» Required task
Wherever a line below holds the word "Enchainement", copy that line.

┏━━

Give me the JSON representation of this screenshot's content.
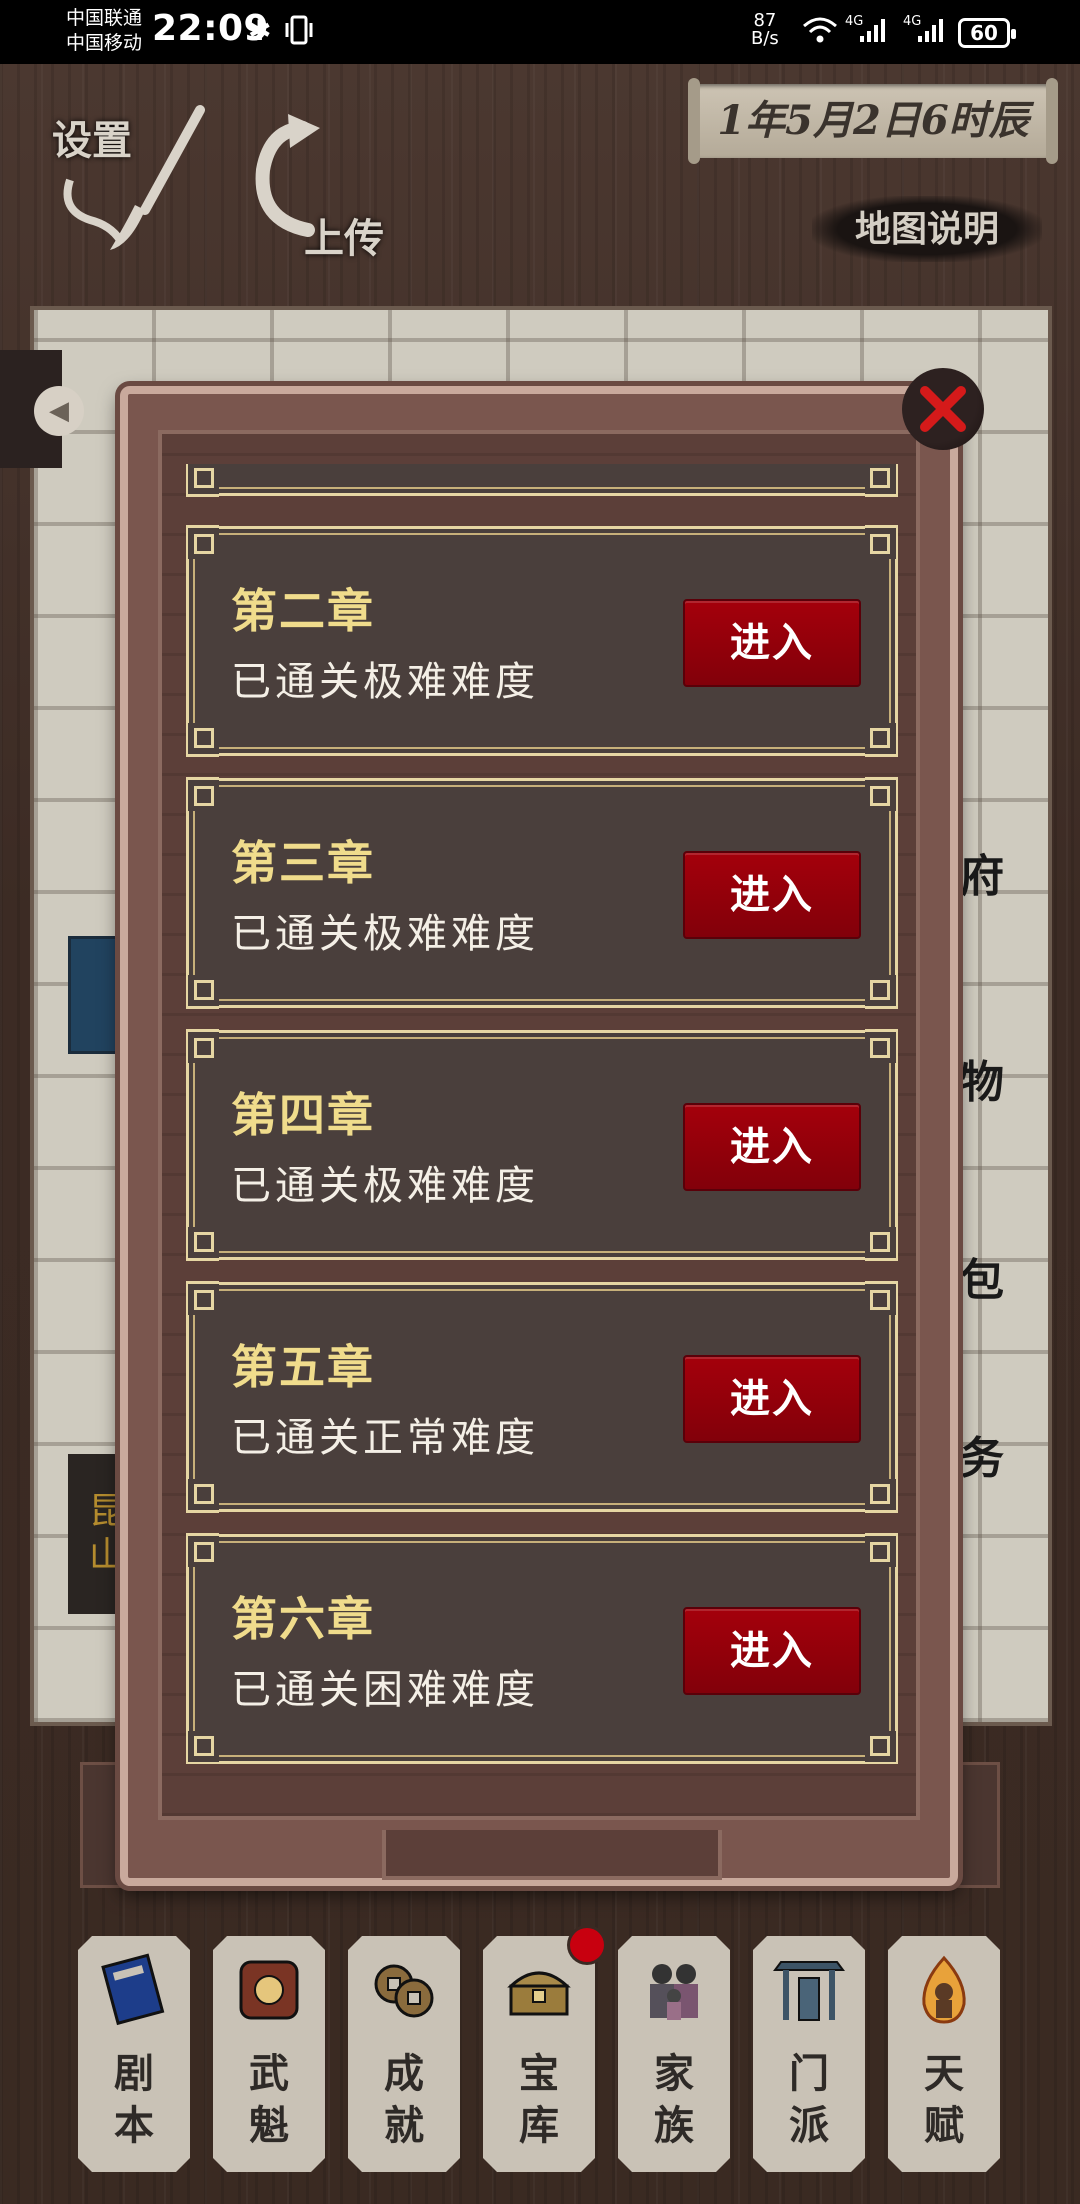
{
  "status_bar": {
    "carrier1": "中国联通",
    "carrier2": "中国移动",
    "time": "22:09",
    "net_speed_value": "87",
    "net_speed_unit": "B/s",
    "signal1": "4G",
    "signal2": "4G",
    "battery": "60"
  },
  "top": {
    "settings_label": "设置",
    "upload_label": "上传",
    "date": "1年5月2日6时辰",
    "map_help": "地图说明"
  },
  "map": {
    "kunshan": [
      "昆",
      "山"
    ],
    "right_labels": [
      "府",
      "物",
      "包",
      "务"
    ]
  },
  "chapters": [
    {
      "title": "第二章",
      "status": "已通关极难难度",
      "button": "进入"
    },
    {
      "title": "第三章",
      "status": "已通关极难难度",
      "button": "进入"
    },
    {
      "title": "第四章",
      "status": "已通关极难难度",
      "button": "进入"
    },
    {
      "title": "第五章",
      "status": "已通关正常难度",
      "button": "进入"
    },
    {
      "title": "第六章",
      "status": "已通关困难难度",
      "button": "进入"
    }
  ],
  "nav": [
    {
      "c1": "剧",
      "c2": "本",
      "icon": "book-icon"
    },
    {
      "c1": "武",
      "c2": "魁",
      "icon": "ranking-scroll-icon"
    },
    {
      "c1": "成",
      "c2": "就",
      "icon": "coins-icon"
    },
    {
      "c1": "宝",
      "c2": "库",
      "icon": "treasure-chest-icon"
    },
    {
      "c1": "家",
      "c2": "族",
      "icon": "family-icon"
    },
    {
      "c1": "门",
      "c2": "派",
      "icon": "gate-icon"
    },
    {
      "c1": "天",
      "c2": "赋",
      "icon": "flame-figure-icon"
    }
  ],
  "colors": {
    "enter_button": "#a4000b",
    "chapter_title": "#f0dc8c",
    "badge": "#c8000f"
  }
}
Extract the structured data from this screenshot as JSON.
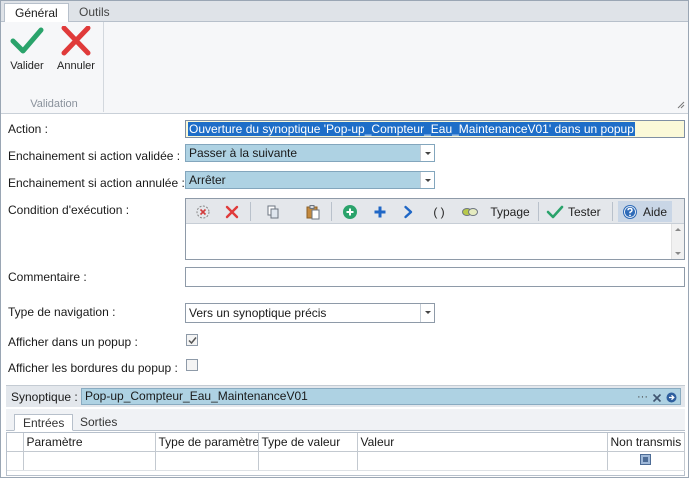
{
  "ribbon": {
    "tabs": [
      {
        "label": "Général",
        "active": true
      },
      {
        "label": "Outils",
        "active": false
      }
    ],
    "group": {
      "label": "Validation",
      "buttons": [
        {
          "label": "Valider",
          "icon": "checkmark-icon",
          "color": "#2aa36b"
        },
        {
          "label": "Annuler",
          "icon": "cross-icon",
          "color": "#e03a3a"
        }
      ]
    }
  },
  "form": {
    "action": {
      "label": "Action :",
      "value": "Ouverture du synoptique 'Pop-up_Compteur_Eau_MaintenanceV01' dans un popup"
    },
    "on_valid": {
      "label": "Enchainement si action validée :",
      "value": "Passer à la suivante"
    },
    "on_cancel": {
      "label": "Enchainement si action annulée :",
      "value": "Arrêter"
    },
    "condition": {
      "label": "Condition d'exécution :",
      "toolbar": {
        "typage": "Typage",
        "tester": "Tester",
        "aide": "Aide",
        "parens": "( )"
      }
    },
    "comment": {
      "label": "Commentaire :",
      "value": ""
    },
    "nav_type": {
      "label": "Type de navigation :",
      "value": "Vers un synoptique précis"
    },
    "show_popup": {
      "label": "Afficher dans un popup :",
      "checked": true
    },
    "show_borders": {
      "label": "Afficher les bordures du popup :",
      "checked": false
    }
  },
  "synoptique": {
    "label": "Synoptique :",
    "value": "Pop-up_Compteur_Eau_MaintenanceV01",
    "dots": "···"
  },
  "subtabs": [
    {
      "label": "Entrées",
      "active": true
    },
    {
      "label": "Sorties",
      "active": false
    }
  ],
  "grid": {
    "columns": [
      "Paramètre",
      "Type de paramètre",
      "Type de valeur",
      "Valeur",
      "Non transmis"
    ],
    "rows": [
      {
        "parametre": "",
        "type_param": "",
        "type_valeur": "",
        "valeur": "",
        "non_transmis": true
      }
    ]
  }
}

┗━━

» Completed task
      "label": "Enchainement si action validée :",
      "label": "Enchainement si action annulée :",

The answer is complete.